Leave every picture out and write out the records below exactly.

Extracted data entries
--- Begin ---

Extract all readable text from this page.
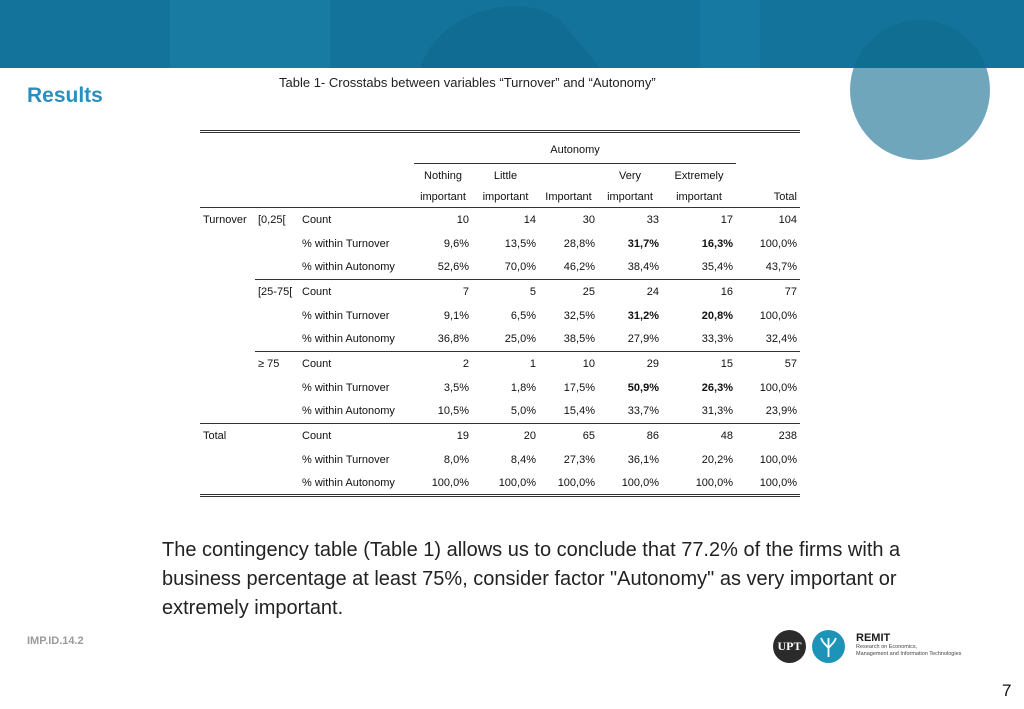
Results
Table 1- Crosstabs between variables “Turnover” and “Autonomy”

			Autonomy					
			Nothing	Little		Very	Extremely	
			important	important	Important	important	important	Total
Turnover	[0,25[	Count	10	14	30	33	17	104
		% within Turnover	9,6%	13,5%	28,8%	31,7%	16,3%	100,0%
		% within Autonomy	52,6%	70,0%	46,2%	38,4%	35,4%	43,7%
	[25-75[	Count	7	5	25	24	16	77
		% within Turnover	9,1%	6,5%	32,5%	31,2%	20,8%	100,0%
		% within Autonomy	36,8%	25,0%	38,5%	27,9%	33,3%	32,4%
	≥ 75	Count	2	1	10	29	15	57
		% within Turnover	3,5%	1,8%	17,5%	50,9%	26,3%	100,0%
		% within Autonomy	10,5%	5,0%	15,4%	33,7%	31,3%	23,9%
Total		Count	19	20	65	86	48	238
		% within Turnover	8,0%	8,4%	27,3%	36,1%	20,2%	100,0%
		% within Autonomy	100,0%	100,0%	100,0%	100,0%	100,0%	100,0%
The contingency table (Table 1) allows us to conclude that 77.2% of the firms with a business percentage at least 75%, consider factor "Autonomy" as very important or extremely important.
IMP.ID.14.2	UPT
REMIT
Research on Economics,
Management and Information Technologies
7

--- End ---

* [Response]
Extract all readable text from this page.
Results
Table 1- Crosstabs between variables “Turnover” and “Autonomy”

			Autonomy					
			Nothing	Little		Very	Extremely	
			important	important	Important	important	important	Total
Turnover	[0,25[	Count	10	14	30	33	17	104
		% within Turnover	9,6%	13,5%	28,8%	31,7%	16,3%	100,0%
		% within Autonomy	52,6%	70,0%	46,2%	38,4%	35,4%	43,7%
	[25-75[	Count	7	5	25	24	16	77
		% within Turnover	9,1%	6,5%	32,5%	31,2%	20,8%	100,0%
		% within Autonomy	36,8%	25,0%	38,5%	27,9%	33,3%	32,4%
	≥ 75	Count	2	1	10	29	15	57
		% within Turnover	3,5%	1,8%	17,5%	50,9%	26,3%	100,0%
		% within Autonomy	10,5%	5,0%	15,4%	33,7%	31,3%	23,9%
Total		Count	19	20	65	86	48	238
		% within Turnover	8,0%	8,4%	27,3%	36,1%	20,2%	100,0%
		% within Autonomy	100,0%	100,0%	100,0%	100,0%	100,0%	100,0%
The contingency table (Table 1) allows us to conclude that 77.2% of the firms with a business percentage at least 75%, consider factor "Autonomy" as very important or extremely important.
IMP.ID.14.2	UPT
REMIT
Research on Economics,
Management and Information Technologies
7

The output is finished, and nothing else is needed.